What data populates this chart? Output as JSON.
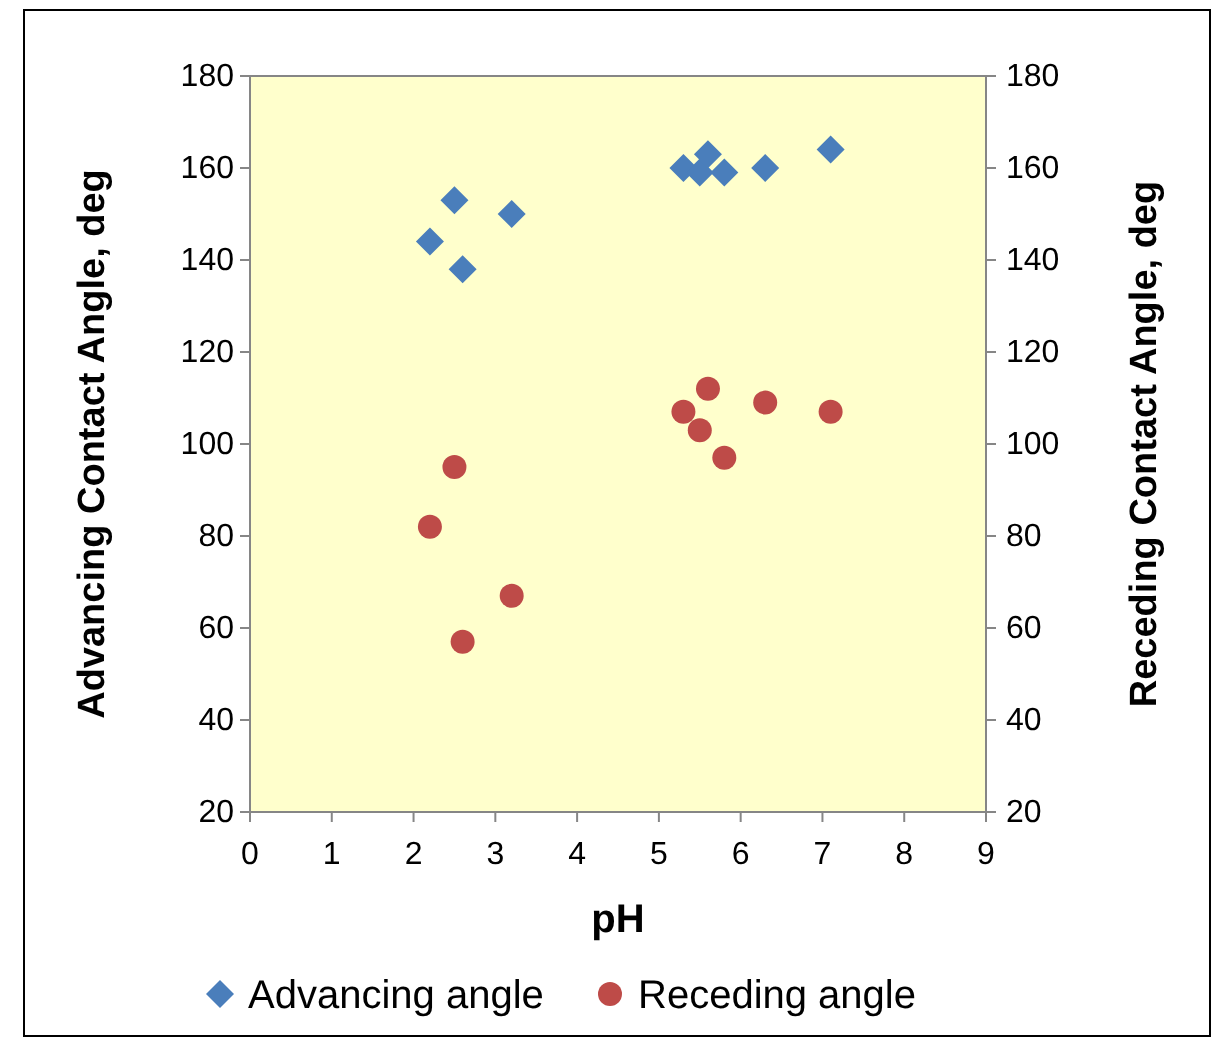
{
  "chart_data": {
    "type": "scatter",
    "xlabel": "pH",
    "ylabel": "Advancing Contact Angle, deg",
    "y2label": "Receding Contact Angle, deg",
    "xlim": [
      0,
      9
    ],
    "xticks": [
      0,
      1,
      2,
      3,
      4,
      5,
      6,
      7,
      8,
      9
    ],
    "ylim": [
      20,
      180
    ],
    "yticks": [
      20,
      40,
      60,
      80,
      100,
      120,
      140,
      160,
      180
    ],
    "y2lim": [
      20,
      180
    ],
    "y2ticks": [
      20,
      40,
      60,
      80,
      100,
      120,
      140,
      160,
      180
    ],
    "legend": "bottom",
    "grid": false,
    "series": [
      {
        "name": "Advancing angle",
        "color": "#4a7ebb",
        "marker": "diamond",
        "x": [
          2.2,
          2.5,
          2.6,
          3.2,
          5.3,
          5.5,
          5.6,
          5.8,
          6.3,
          7.1
        ],
        "values": [
          144,
          153,
          138,
          150,
          160,
          159,
          163,
          159,
          160,
          164
        ]
      },
      {
        "name": "Receding angle",
        "color": "#be4b48",
        "marker": "circle",
        "x": [
          2.2,
          2.5,
          2.6,
          3.2,
          5.3,
          5.5,
          5.6,
          5.8,
          6.3,
          7.1
        ],
        "values": [
          82,
          95,
          57,
          67,
          107,
          103,
          112,
          97,
          109,
          107
        ]
      }
    ]
  }
}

★ ★ ★ ★ ★

▸ STATED PROBLEM:
Transcribe every entry above exactly. Omit all pictures.

▸ EXPECTED ANSWER:
What data populates this chart? Output as JSON.
{
  "chart_data": {
    "type": "scatter",
    "xlabel": "pH",
    "ylabel": "Advancing Contact Angle, deg",
    "y2label": "Receding Contact Angle, deg",
    "xlim": [
      0,
      9
    ],
    "xticks": [
      0,
      1,
      2,
      3,
      4,
      5,
      6,
      7,
      8,
      9
    ],
    "ylim": [
      20,
      180
    ],
    "yticks": [
      20,
      40,
      60,
      80,
      100,
      120,
      140,
      160,
      180
    ],
    "y2lim": [
      20,
      180
    ],
    "y2ticks": [
      20,
      40,
      60,
      80,
      100,
      120,
      140,
      160,
      180
    ],
    "legend": "bottom",
    "grid": false,
    "series": [
      {
        "name": "Advancing angle",
        "color": "#4a7ebb",
        "marker": "diamond",
        "x": [
          2.2,
          2.5,
          2.6,
          3.2,
          5.3,
          5.5,
          5.6,
          5.8,
          6.3,
          7.1
        ],
        "values": [
          144,
          153,
          138,
          150,
          160,
          159,
          163,
          159,
          160,
          164
        ]
      },
      {
        "name": "Receding angle",
        "color": "#be4b48",
        "marker": "circle",
        "x": [
          2.2,
          2.5,
          2.6,
          3.2,
          5.3,
          5.5,
          5.6,
          5.8,
          6.3,
          7.1
        ],
        "values": [
          82,
          95,
          57,
          67,
          107,
          103,
          112,
          97,
          109,
          107
        ]
      }
    ]
  }
}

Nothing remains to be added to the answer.